(Exercise instructions):
Transcribe every line of the records verbatim.

(Recorded data):

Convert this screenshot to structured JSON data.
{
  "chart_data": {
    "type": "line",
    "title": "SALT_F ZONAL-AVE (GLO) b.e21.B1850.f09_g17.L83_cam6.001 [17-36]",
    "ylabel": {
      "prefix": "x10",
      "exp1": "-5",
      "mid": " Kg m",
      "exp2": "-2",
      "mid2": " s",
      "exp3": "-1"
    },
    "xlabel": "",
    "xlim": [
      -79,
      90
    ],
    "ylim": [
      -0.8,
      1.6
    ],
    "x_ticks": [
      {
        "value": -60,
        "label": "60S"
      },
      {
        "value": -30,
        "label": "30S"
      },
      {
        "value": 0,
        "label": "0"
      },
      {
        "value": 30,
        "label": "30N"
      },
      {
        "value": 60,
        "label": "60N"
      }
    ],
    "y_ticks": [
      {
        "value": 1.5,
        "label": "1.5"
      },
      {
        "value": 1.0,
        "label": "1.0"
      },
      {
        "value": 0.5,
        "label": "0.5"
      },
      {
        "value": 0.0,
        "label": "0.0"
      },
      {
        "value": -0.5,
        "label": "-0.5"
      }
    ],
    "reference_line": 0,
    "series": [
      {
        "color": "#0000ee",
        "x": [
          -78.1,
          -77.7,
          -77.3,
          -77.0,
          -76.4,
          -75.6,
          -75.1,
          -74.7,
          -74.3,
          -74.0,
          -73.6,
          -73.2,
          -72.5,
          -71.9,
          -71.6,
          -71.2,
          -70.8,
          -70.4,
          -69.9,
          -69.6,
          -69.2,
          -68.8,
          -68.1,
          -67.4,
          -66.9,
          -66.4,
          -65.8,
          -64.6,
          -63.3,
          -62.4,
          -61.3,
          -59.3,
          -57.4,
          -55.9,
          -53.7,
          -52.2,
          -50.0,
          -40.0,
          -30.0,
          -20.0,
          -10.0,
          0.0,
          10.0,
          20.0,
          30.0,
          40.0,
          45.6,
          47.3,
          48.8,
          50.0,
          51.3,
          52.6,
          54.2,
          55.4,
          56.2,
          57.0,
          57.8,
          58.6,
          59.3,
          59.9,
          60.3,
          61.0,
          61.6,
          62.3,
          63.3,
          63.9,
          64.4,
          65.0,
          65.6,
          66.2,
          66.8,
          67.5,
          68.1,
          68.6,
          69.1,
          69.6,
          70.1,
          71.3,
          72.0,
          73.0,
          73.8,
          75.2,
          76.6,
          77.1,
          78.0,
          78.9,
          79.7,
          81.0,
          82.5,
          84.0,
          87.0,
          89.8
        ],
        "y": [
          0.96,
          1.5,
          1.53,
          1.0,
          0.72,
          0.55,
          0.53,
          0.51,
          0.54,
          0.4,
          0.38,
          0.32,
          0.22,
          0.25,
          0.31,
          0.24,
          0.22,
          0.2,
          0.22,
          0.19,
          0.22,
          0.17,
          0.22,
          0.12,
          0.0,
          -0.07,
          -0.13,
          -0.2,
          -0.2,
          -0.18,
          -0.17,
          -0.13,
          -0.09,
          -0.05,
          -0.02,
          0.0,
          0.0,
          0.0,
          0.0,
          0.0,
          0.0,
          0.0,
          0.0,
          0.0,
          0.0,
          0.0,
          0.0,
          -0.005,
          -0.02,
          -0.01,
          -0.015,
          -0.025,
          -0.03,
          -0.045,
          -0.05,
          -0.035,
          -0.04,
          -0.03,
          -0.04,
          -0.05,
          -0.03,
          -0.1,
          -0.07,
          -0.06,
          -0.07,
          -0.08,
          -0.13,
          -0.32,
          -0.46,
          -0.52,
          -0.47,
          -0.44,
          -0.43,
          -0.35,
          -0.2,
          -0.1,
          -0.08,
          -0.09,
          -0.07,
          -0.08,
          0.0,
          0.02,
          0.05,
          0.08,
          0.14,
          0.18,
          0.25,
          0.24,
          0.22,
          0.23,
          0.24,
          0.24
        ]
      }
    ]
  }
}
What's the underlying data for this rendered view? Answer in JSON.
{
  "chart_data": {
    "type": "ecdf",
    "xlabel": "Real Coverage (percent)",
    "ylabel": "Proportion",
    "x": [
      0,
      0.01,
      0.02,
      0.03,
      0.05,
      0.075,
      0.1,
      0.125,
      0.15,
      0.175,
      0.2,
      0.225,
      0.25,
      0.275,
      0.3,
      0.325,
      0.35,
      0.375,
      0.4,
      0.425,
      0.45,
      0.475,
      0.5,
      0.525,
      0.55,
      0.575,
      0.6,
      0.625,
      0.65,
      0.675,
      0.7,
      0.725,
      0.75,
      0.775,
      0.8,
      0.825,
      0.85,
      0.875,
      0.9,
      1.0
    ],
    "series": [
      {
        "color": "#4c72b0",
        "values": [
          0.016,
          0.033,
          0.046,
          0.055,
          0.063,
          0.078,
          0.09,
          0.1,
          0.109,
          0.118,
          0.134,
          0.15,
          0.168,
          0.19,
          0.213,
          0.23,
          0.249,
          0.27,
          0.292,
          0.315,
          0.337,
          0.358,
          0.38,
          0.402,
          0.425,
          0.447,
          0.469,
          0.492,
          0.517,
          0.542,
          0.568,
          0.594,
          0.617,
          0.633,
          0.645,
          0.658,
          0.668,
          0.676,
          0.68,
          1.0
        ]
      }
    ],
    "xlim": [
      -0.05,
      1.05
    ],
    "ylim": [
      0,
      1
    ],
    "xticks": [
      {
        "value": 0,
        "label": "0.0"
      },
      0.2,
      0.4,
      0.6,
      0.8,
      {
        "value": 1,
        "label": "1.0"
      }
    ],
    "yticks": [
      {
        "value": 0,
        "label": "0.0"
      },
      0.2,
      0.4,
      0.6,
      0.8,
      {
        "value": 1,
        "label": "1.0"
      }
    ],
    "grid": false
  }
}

(Response to this exercise):
Convert this screenshot to structured JSON data.
{
  "chart_data": {
    "type": "line",
    "title": "SALT_F ZONAL-AVE (GLO) b.e21.B1850.f09_g17.L83_cam6.001 [17-36]",
    "ylabel": {
      "prefix": "x10",
      "exp1": "-5",
      "mid": " Kg m",
      "exp2": "-2",
      "mid2": " s",
      "exp3": "-1"
    },
    "xlabel": "",
    "xlim": [
      -79,
      90
    ],
    "ylim": [
      -0.8,
      1.6
    ],
    "x_ticks": [
      {
        "value": -60,
        "label": "60S"
      },
      {
        "value": -30,
        "label": "30S"
      },
      {
        "value": 0,
        "label": "0"
      },
      {
        "value": 30,
        "label": "30N"
      },
      {
        "value": 60,
        "label": "60N"
      }
    ],
    "y_ticks": [
      {
        "value": 1.5,
        "label": "1.5"
      },
      {
        "value": 1.0,
        "label": "1.0"
      },
      {
        "value": 0.5,
        "label": "0.5"
      },
      {
        "value": 0.0,
        "label": "0.0"
      },
      {
        "value": -0.5,
        "label": "-0.5"
      }
    ],
    "reference_line": 0,
    "series": [
      {
        "color": "#0000ee",
        "x": [
          -78.1,
          -77.7,
          -77.3,
          -77.0,
          -76.4,
          -75.6,
          -75.1,
          -74.7,
          -74.3,
          -74.0,
          -73.6,
          -73.2,
          -72.5,
          -71.9,
          -71.6,
          -71.2,
          -70.8,
          -70.4,
          -69.9,
          -69.6,
          -69.2,
          -68.8,
          -68.1,
          -67.4,
          -66.9,
          -66.4,
          -65.8,
          -64.6,
          -63.3,
          -62.4,
          -61.3,
          -59.3,
          -57.4,
          -55.9,
          -53.7,
          -52.2,
          -50.0,
          -40.0,
          -30.0,
          -20.0,
          -10.0,
          0.0,
          10.0,
          20.0,
          30.0,
          40.0,
          45.6,
          47.3,
          48.8,
          50.0,
          51.3,
          52.6,
          54.2,
          55.4,
          56.2,
          57.0,
          57.8,
          58.6,
          59.3,
          59.9,
          60.3,
          61.0,
          61.6,
          62.3,
          63.3,
          63.9,
          64.4,
          65.0,
          65.6,
          66.2,
          66.8,
          67.5,
          68.1,
          68.6,
          69.1,
          69.6,
          70.1,
          71.3,
          72.0,
          73.0,
          73.8,
          75.2,
          76.6,
          77.1,
          78.0,
          78.9,
          79.7,
          81.0,
          82.5,
          84.0,
          87.0,
          89.8
        ],
        "y": [
          0.96,
          1.5,
          1.53,
          1.0,
          0.72,
          0.55,
          0.53,
          0.51,
          0.54,
          0.4,
          0.38,
          0.32,
          0.22,
          0.25,
          0.31,
          0.24,
          0.22,
          0.2,
          0.22,
          0.19,
          0.22,
          0.17,
          0.22,
          0.12,
          0.0,
          -0.07,
          -0.13,
          -0.2,
          -0.2,
          -0.18,
          -0.17,
          -0.13,
          -0.09,
          -0.05,
          -0.02,
          0.0,
          0.0,
          0.0,
          0.0,
          0.0,
          0.0,
          0.0,
          0.0,
          0.0,
          0.0,
          0.0,
          0.0,
          -0.005,
          -0.02,
          -0.01,
          -0.015,
          -0.025,
          -0.03,
          -0.045,
          -0.05,
          -0.035,
          -0.04,
          -0.03,
          -0.04,
          -0.05,
          -0.03,
          -0.1,
          -0.07,
          -0.06,
          -0.07,
          -0.08,
          -0.13,
          -0.32,
          -0.46,
          -0.52,
          -0.47,
          -0.44,
          -0.43,
          -0.35,
          -0.2,
          -0.1,
          -0.08,
          -0.09,
          -0.07,
          -0.08,
          0.0,
          0.02,
          0.05,
          0.08,
          0.14,
          0.18,
          0.25,
          0.24,
          0.22,
          0.23,
          0.24,
          0.24
        ]
      }
    ]
  }
}
What's the underlying data for this rendered view? Answer in JSON.
{
  "chart_data": {
    "type": "ecdf",
    "xlabel": "Real Coverage (percent)",
    "ylabel": "Proportion",
    "x": [
      0,
      0.01,
      0.02,
      0.03,
      0.05,
      0.075,
      0.1,
      0.125,
      0.15,
      0.175,
      0.2,
      0.225,
      0.25,
      0.275,
      0.3,
      0.325,
      0.35,
      0.375,
      0.4,
      0.425,
      0.45,
      0.475,
      0.5,
      0.525,
      0.55,
      0.575,
      0.6,
      0.625,
      0.65,
      0.675,
      0.7,
      0.725,
      0.75,
      0.775,
      0.8,
      0.825,
      0.85,
      0.875,
      0.9,
      1.0
    ],
    "series": [
      {
        "color": "#4c72b0",
        "values": [
          0.016,
          0.033,
          0.046,
          0.055,
          0.063,
          0.078,
          0.09,
          0.1,
          0.109,
          0.118,
          0.134,
          0.15,
          0.168,
          0.19,
          0.213,
          0.23,
          0.249,
          0.27,
          0.292,
          0.315,
          0.337,
          0.358,
          0.38,
          0.402,
          0.425,
          0.447,
          0.469,
          0.492,
          0.517,
          0.542,
          0.568,
          0.594,
          0.617,
          0.633,
          0.645,
          0.658,
          0.668,
          0.676,
          0.68,
          1.0
        ]
      }
    ],
    "xlim": [
      -0.05,
      1.05
    ],
    "ylim": [
      0,
      1
    ],
    "xticks": [
      {
        "value": 0,
        "label": "0.0"
      },
      0.2,
      0.4,
      0.6,
      0.8,
      {
        "value": 1,
        "label": "1.0"
      }
    ],
    "yticks": [
      {
        "value": 0,
        "label": "0.0"
      },
      0.2,
      0.4,
      0.6,
      0.8,
      {
        "value": 1,
        "label": "1.0"
      }
    ],
    "grid": false
  }
}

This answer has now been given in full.